Exercise
List all the lines in these records that hold "label".

Record list
-*-
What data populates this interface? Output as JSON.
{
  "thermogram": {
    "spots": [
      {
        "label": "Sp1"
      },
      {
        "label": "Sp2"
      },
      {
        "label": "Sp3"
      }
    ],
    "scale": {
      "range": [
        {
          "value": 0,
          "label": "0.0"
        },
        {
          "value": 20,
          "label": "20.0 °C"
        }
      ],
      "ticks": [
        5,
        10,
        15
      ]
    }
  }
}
-*-
Solution for this problem
        "label": "Sp1"
        "label": "Sp2"
        "label": "Sp3"
          "label": "0.0"
          "label": "20.0 °C"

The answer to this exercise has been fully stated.